= GIVEN INSTRUCTION =
Provide the data again in its entirety, exactly as given.

= TASK INPUTS =
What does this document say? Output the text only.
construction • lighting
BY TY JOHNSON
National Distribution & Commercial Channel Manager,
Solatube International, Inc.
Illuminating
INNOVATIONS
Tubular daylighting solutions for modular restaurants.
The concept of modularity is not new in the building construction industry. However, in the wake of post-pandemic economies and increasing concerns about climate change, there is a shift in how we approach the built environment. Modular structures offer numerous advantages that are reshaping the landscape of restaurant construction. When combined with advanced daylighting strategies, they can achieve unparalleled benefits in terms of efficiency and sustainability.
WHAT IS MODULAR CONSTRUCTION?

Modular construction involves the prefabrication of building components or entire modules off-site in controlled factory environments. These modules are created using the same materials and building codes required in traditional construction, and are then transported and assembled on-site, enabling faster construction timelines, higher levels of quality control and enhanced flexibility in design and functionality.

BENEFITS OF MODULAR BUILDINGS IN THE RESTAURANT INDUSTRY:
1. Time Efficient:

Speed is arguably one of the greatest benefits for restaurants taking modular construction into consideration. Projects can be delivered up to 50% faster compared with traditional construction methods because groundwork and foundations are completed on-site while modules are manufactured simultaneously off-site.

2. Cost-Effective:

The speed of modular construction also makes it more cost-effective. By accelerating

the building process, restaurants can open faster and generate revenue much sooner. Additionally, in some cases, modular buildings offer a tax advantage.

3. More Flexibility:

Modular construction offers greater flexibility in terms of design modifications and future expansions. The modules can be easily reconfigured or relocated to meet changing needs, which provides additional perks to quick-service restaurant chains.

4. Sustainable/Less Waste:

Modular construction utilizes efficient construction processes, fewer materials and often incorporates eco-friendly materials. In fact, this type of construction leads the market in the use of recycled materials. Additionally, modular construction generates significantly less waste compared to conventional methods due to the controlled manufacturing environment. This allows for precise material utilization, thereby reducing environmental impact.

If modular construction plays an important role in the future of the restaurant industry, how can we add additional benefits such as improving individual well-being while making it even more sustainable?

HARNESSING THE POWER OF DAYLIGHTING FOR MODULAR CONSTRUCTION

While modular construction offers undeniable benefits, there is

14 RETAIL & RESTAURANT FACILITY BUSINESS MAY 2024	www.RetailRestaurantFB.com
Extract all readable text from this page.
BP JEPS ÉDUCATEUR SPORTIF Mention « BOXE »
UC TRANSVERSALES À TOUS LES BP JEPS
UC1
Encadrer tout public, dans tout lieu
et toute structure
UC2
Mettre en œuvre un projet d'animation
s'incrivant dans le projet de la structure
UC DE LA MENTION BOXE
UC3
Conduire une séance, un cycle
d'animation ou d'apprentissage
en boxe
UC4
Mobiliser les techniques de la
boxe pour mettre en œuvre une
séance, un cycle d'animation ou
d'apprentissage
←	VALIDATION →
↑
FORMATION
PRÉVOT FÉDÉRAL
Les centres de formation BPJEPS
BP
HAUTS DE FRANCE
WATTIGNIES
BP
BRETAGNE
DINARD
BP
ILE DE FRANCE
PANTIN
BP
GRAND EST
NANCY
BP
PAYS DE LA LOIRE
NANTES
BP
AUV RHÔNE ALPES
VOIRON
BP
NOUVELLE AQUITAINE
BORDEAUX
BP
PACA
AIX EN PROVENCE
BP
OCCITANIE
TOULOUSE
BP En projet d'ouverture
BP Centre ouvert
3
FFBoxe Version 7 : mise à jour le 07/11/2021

= SOLUTION =
What does this document say? Output the text only.
construction • lighting
BY TY JOHNSON
National Distribution & Commercial Channel Manager,
Solatube International, Inc.
Illuminating
INNOVATIONS
Tubular daylighting solutions for modular restaurants.
The concept of modularity is not new in the building construction industry. However, in the wake of post-pandemic economies and increasing concerns about climate change, there is a shift in how we approach the built environment. Modular structures offer numerous advantages that are reshaping the landscape of restaurant construction. When combined with advanced daylighting strategies, they can achieve unparalleled benefits in terms of efficiency and sustainability.
WHAT IS MODULAR CONSTRUCTION?

Modular construction involves the prefabrication of building components or entire modules off-site in controlled factory environments. These modules are created using the same materials and building codes required in traditional construction, and are then transported and assembled on-site, enabling faster construction timelines, higher levels of quality control and enhanced flexibility in design and functionality.

BENEFITS OF MODULAR BUILDINGS IN THE RESTAURANT INDUSTRY:
1. Time Efficient:

Speed is arguably one of the greatest benefits for restaurants taking modular construction into consideration. Projects can be delivered up to 50% faster compared with traditional construction methods because groundwork and foundations are completed on-site while modules are manufactured simultaneously off-site.

2. Cost-Effective:

The speed of modular construction also makes it more cost-effective. By accelerating

the building process, restaurants can open faster and generate revenue much sooner. Additionally, in some cases, modular buildings offer a tax advantage.

3. More Flexibility:

Modular construction offers greater flexibility in terms of design modifications and future expansions. The modules can be easily reconfigured or relocated to meet changing needs, which provides additional perks to quick-service restaurant chains.

4. Sustainable/Less Waste:

Modular construction utilizes efficient construction processes, fewer materials and often incorporates eco-friendly materials. In fact, this type of construction leads the market in the use of recycled materials. Additionally, modular construction generates significantly less waste compared to conventional methods due to the controlled manufacturing environment. This allows for precise material utilization, thereby reducing environmental impact.

If modular construction plays an important role in the future of the restaurant industry, how can we add additional benefits such as improving individual well-being while making it even more sustainable?

HARNESSING THE POWER OF DAYLIGHTING FOR MODULAR CONSTRUCTION

While modular construction offers undeniable benefits, there is

14 RETAIL & RESTAURANT FACILITY BUSINESS MAY 2024	www.RetailRestaurantFB.com
Extract all readable text from this page.
BP JEPS ÉDUCATEUR SPORTIF Mention « BOXE »
UC TRANSVERSALES À TOUS LES BP JEPS
UC1
Encadrer tout public, dans tout lieu
et toute structure
UC2
Mettre en œuvre un projet d'animation
s'incrivant dans le projet de la structure
UC DE LA MENTION BOXE
UC3
Conduire une séance, un cycle
d'animation ou d'apprentissage
en boxe
UC4
Mobiliser les techniques de la
boxe pour mettre en œuvre une
séance, un cycle d'animation ou
d'apprentissage
←	VALIDATION →
↑
FORMATION
PRÉVOT FÉDÉRAL
Les centres de formation BPJEPS
BP
HAUTS DE FRANCE
WATTIGNIES
BP
BRETAGNE
DINARD
BP
ILE DE FRANCE
PANTIN
BP
GRAND EST
NANCY
BP
PAYS DE LA LOIRE
NANTES
BP
AUV RHÔNE ALPES
VOIRON
BP
NOUVELLE AQUITAINE
BORDEAUX
BP
PACA
AIX EN PROVENCE
BP
OCCITANIE
TOULOUSE
BP En projet d'ouverture
BP Centre ouvert
3
FFBoxe Version 7 : mise à jour le 07/11/2021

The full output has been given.